[START RECORDS PROVIDED]
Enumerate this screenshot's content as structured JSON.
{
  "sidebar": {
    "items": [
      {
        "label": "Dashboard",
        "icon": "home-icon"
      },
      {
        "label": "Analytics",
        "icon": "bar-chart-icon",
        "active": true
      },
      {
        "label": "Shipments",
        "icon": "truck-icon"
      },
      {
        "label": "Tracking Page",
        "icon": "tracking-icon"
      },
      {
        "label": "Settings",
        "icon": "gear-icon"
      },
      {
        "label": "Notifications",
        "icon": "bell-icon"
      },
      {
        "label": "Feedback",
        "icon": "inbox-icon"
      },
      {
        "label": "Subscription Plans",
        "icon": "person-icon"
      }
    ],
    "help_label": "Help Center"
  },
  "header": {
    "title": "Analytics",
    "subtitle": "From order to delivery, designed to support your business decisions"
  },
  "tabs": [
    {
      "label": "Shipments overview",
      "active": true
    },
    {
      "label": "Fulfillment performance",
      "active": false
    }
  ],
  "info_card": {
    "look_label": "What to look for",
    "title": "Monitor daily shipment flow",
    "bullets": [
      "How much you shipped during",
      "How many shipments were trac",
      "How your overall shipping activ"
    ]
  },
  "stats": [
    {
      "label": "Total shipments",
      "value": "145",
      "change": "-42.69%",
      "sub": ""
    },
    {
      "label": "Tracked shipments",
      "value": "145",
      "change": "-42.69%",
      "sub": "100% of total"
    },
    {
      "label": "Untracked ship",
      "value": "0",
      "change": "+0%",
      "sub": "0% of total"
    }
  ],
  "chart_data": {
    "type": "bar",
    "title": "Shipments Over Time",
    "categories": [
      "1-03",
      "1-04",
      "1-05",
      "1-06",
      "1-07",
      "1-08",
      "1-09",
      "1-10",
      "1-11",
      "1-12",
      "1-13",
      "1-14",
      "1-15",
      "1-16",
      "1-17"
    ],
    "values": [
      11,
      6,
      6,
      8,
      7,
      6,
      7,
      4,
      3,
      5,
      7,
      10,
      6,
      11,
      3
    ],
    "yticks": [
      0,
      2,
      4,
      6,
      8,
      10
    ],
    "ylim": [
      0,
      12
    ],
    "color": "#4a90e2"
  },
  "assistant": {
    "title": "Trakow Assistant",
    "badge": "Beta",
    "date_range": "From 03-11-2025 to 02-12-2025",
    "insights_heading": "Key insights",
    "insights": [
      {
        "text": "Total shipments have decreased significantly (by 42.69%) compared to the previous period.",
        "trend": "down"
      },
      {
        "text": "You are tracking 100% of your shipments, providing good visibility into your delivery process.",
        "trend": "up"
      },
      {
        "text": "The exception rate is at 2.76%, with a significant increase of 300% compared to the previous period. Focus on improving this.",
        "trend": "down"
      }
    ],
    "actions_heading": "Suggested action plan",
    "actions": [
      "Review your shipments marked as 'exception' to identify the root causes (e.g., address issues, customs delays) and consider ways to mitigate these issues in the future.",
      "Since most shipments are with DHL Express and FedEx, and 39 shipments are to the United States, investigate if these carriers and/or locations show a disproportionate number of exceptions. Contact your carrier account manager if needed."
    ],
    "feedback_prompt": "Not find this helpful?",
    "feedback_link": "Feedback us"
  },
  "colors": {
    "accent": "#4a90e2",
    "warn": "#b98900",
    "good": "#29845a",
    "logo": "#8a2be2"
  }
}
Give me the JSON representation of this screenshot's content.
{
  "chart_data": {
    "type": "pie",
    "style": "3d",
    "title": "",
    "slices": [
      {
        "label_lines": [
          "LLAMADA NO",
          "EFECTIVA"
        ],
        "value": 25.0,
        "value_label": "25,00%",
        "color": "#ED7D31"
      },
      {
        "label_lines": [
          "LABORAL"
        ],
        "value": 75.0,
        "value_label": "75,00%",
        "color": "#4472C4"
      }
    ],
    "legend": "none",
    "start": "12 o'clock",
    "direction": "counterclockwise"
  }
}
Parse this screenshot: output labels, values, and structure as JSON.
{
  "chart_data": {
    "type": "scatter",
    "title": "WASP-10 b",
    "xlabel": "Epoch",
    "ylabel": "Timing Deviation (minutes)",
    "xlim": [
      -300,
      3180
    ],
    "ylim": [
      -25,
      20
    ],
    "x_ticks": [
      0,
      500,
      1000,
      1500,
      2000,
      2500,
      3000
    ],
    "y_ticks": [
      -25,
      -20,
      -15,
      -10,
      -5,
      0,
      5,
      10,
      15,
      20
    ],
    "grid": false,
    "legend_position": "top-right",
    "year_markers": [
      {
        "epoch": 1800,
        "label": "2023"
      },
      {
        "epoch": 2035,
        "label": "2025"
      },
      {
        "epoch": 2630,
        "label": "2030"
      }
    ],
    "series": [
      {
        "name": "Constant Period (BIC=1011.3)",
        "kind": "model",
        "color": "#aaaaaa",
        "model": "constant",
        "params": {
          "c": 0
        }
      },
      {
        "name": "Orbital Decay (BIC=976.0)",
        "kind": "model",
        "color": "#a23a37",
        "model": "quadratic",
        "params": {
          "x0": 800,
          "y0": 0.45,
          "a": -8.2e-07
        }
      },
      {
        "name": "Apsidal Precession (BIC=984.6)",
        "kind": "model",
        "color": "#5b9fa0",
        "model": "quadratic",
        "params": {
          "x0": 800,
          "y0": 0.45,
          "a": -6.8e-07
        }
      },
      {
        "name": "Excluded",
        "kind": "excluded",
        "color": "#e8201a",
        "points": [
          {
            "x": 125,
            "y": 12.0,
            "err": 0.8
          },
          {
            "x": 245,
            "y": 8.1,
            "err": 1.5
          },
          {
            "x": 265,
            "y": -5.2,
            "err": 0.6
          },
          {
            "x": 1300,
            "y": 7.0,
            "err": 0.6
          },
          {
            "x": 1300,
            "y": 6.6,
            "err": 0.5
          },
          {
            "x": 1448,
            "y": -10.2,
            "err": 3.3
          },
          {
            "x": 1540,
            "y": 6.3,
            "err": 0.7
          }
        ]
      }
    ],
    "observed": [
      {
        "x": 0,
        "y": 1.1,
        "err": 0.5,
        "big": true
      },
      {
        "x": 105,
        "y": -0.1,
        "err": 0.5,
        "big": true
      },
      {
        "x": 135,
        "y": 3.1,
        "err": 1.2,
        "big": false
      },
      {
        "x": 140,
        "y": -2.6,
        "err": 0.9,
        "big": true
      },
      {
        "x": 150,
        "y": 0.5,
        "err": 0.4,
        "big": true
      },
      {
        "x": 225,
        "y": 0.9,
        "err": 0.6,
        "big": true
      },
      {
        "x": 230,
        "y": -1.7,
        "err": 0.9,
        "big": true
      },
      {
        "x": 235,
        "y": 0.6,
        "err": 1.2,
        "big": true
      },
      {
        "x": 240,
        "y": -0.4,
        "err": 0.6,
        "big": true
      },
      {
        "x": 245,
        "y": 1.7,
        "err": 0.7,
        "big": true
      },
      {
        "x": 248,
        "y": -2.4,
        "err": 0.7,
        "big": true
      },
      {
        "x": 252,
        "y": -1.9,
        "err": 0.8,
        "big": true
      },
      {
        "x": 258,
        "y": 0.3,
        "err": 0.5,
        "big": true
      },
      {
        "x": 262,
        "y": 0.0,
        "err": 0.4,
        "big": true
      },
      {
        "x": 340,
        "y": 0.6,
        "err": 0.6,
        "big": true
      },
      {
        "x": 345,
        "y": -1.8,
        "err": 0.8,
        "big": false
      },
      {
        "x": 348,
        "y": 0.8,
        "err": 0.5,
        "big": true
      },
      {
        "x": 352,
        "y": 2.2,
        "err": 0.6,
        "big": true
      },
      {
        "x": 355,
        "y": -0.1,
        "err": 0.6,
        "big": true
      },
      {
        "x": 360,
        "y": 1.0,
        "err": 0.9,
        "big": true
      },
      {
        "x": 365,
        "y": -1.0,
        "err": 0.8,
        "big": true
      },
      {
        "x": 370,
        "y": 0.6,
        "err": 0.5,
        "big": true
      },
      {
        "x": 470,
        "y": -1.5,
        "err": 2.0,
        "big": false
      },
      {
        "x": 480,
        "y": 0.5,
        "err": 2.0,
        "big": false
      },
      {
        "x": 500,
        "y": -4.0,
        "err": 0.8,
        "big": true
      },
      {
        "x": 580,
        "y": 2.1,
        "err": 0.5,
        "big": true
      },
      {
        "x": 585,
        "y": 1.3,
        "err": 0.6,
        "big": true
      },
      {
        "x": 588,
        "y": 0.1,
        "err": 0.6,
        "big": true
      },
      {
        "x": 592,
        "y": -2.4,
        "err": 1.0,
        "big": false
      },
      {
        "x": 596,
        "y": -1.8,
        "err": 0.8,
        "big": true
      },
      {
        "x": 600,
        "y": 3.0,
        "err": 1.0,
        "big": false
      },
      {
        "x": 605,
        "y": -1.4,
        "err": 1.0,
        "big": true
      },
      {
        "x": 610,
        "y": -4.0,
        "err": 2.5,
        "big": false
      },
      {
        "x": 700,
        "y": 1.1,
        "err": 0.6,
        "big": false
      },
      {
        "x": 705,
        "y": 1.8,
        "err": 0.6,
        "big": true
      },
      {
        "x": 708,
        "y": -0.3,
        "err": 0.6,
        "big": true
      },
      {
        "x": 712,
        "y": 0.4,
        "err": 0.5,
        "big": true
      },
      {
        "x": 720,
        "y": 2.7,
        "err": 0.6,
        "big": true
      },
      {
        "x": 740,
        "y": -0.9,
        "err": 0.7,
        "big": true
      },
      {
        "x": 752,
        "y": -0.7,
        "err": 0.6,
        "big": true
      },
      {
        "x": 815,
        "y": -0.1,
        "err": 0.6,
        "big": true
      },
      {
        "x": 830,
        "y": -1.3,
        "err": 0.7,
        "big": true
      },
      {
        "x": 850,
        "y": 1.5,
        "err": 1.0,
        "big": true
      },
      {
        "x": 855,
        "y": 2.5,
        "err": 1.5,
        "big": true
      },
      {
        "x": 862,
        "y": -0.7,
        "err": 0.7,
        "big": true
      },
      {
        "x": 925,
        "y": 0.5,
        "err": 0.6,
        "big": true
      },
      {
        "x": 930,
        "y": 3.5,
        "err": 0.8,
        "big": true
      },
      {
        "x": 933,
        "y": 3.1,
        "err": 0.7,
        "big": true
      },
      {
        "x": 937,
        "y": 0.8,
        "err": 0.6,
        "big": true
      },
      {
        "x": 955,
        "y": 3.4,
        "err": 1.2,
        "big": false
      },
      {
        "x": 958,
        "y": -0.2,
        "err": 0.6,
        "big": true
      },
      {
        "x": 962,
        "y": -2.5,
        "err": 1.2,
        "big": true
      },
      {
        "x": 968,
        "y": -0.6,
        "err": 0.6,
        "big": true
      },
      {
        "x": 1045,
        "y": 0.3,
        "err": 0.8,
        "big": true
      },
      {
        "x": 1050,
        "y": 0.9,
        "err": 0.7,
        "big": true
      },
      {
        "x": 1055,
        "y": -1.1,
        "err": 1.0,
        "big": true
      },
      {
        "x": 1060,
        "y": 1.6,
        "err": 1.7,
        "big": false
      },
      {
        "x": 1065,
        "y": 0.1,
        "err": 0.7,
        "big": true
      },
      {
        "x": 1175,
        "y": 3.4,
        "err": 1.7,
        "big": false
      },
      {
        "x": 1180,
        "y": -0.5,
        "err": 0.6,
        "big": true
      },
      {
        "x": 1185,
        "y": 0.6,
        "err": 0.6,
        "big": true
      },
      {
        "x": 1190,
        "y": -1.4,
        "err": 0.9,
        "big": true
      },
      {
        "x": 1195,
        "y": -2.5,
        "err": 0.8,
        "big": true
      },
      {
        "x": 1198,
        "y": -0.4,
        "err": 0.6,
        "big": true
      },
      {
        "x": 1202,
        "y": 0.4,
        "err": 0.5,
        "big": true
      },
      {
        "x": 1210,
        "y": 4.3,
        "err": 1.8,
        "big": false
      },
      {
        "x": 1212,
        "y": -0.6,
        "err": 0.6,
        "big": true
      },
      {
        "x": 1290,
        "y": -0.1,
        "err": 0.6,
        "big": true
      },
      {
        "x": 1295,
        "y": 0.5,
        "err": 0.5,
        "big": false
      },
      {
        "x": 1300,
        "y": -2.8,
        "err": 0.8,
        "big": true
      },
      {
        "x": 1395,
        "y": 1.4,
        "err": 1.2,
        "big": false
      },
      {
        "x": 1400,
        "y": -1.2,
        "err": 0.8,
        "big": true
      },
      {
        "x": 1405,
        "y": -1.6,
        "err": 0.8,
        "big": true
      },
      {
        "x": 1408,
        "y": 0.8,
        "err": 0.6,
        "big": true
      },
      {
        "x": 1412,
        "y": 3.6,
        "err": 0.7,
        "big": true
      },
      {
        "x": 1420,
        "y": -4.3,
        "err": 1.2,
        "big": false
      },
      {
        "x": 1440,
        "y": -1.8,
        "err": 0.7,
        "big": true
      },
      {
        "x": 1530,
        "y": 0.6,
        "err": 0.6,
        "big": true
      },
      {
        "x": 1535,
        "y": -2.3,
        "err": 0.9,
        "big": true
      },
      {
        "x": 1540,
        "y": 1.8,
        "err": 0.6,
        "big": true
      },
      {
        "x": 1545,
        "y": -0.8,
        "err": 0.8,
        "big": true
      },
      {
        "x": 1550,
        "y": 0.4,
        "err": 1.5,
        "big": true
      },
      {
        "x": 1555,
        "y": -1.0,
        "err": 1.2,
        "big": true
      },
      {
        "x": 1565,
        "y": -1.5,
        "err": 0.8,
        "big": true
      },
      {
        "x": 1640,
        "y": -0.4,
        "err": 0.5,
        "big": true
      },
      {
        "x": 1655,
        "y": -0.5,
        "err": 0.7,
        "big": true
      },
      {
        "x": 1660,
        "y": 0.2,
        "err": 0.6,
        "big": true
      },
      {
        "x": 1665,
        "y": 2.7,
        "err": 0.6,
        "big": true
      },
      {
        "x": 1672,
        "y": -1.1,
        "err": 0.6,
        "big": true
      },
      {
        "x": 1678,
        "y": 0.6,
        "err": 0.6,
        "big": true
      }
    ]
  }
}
[END RECORDS PROVIDED]
- **OBJECTIVE**:
Of all the lines above, how many contain the word "previous"? Give the number and nothing else.

- **EXPECTED ANSWER**:
2